• **What to do**
Restate each of the lines below word for word and drop every picture.

• **Working data**
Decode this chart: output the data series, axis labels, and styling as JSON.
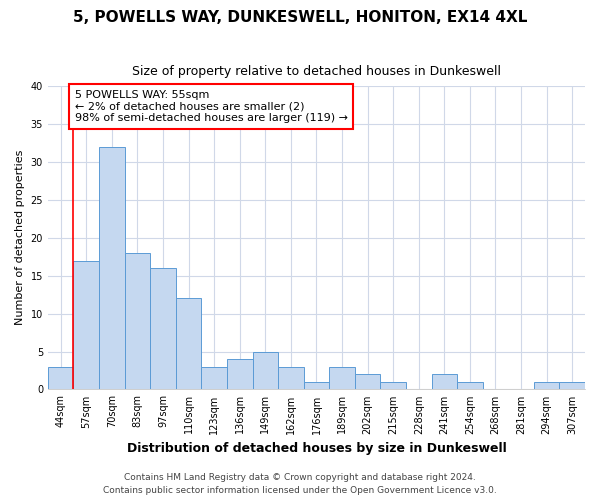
{
  "title": "5, POWELLS WAY, DUNKESWELL, HONITON, EX14 4XL",
  "subtitle": "Size of property relative to detached houses in Dunkeswell",
  "xlabel": "Distribution of detached houses by size in Dunkeswell",
  "ylabel": "Number of detached properties",
  "categories": [
    "44sqm",
    "57sqm",
    "70sqm",
    "83sqm",
    "97sqm",
    "110sqm",
    "123sqm",
    "136sqm",
    "149sqm",
    "162sqm",
    "176sqm",
    "189sqm",
    "202sqm",
    "215sqm",
    "228sqm",
    "241sqm",
    "254sqm",
    "268sqm",
    "281sqm",
    "294sqm",
    "307sqm"
  ],
  "values": [
    3,
    17,
    32,
    18,
    16,
    12,
    3,
    4,
    5,
    3,
    1,
    3,
    2,
    1,
    0,
    2,
    1,
    0,
    0,
    1,
    1
  ],
  "bar_color": "#c5d8f0",
  "bar_edge_color": "#5b9bd5",
  "annotation_line1": "5 POWELLS WAY: 55sqm",
  "annotation_line2": "← 2% of detached houses are smaller (2)",
  "annotation_line3": "98% of semi-detached houses are larger (119) →",
  "annotation_box_color": "white",
  "annotation_box_edge_color": "red",
  "ylim": [
    0,
    40
  ],
  "yticks": [
    0,
    5,
    10,
    15,
    20,
    25,
    30,
    35,
    40
  ],
  "grid_color": "#d0d8e8",
  "background_color": "white",
  "footer_line1": "Contains HM Land Registry data © Crown copyright and database right 2024.",
  "footer_line2": "Contains public sector information licensed under the Open Government Licence v3.0.",
  "title_fontsize": 11,
  "subtitle_fontsize": 9,
  "xlabel_fontsize": 9,
  "ylabel_fontsize": 8,
  "tick_fontsize": 7,
  "footer_fontsize": 6.5,
  "annotation_fontsize": 8
}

• **Exercise solution**
Decode this chart: output the data series, axis labels, and styling as JSON.
{
  "title": "5, POWELLS WAY, DUNKESWELL, HONITON, EX14 4XL",
  "subtitle": "Size of property relative to detached houses in Dunkeswell",
  "xlabel": "Distribution of detached houses by size in Dunkeswell",
  "ylabel": "Number of detached properties",
  "categories": [
    "44sqm",
    "57sqm",
    "70sqm",
    "83sqm",
    "97sqm",
    "110sqm",
    "123sqm",
    "136sqm",
    "149sqm",
    "162sqm",
    "176sqm",
    "189sqm",
    "202sqm",
    "215sqm",
    "228sqm",
    "241sqm",
    "254sqm",
    "268sqm",
    "281sqm",
    "294sqm",
    "307sqm"
  ],
  "values": [
    3,
    17,
    32,
    18,
    16,
    12,
    3,
    4,
    5,
    3,
    1,
    3,
    2,
    1,
    0,
    2,
    1,
    0,
    0,
    1,
    1
  ],
  "bar_color": "#c5d8f0",
  "bar_edge_color": "#5b9bd5",
  "annotation_line1": "5 POWELLS WAY: 55sqm",
  "annotation_line2": "← 2% of detached houses are smaller (2)",
  "annotation_line3": "98% of semi-detached houses are larger (119) →",
  "annotation_box_color": "white",
  "annotation_box_edge_color": "red",
  "ylim": [
    0,
    40
  ],
  "yticks": [
    0,
    5,
    10,
    15,
    20,
    25,
    30,
    35,
    40
  ],
  "grid_color": "#d0d8e8",
  "background_color": "white",
  "footer_line1": "Contains HM Land Registry data © Crown copyright and database right 2024.",
  "footer_line2": "Contains public sector information licensed under the Open Government Licence v3.0.",
  "title_fontsize": 11,
  "subtitle_fontsize": 9,
  "xlabel_fontsize": 9,
  "ylabel_fontsize": 8,
  "tick_fontsize": 7,
  "footer_fontsize": 6.5,
  "annotation_fontsize": 8
}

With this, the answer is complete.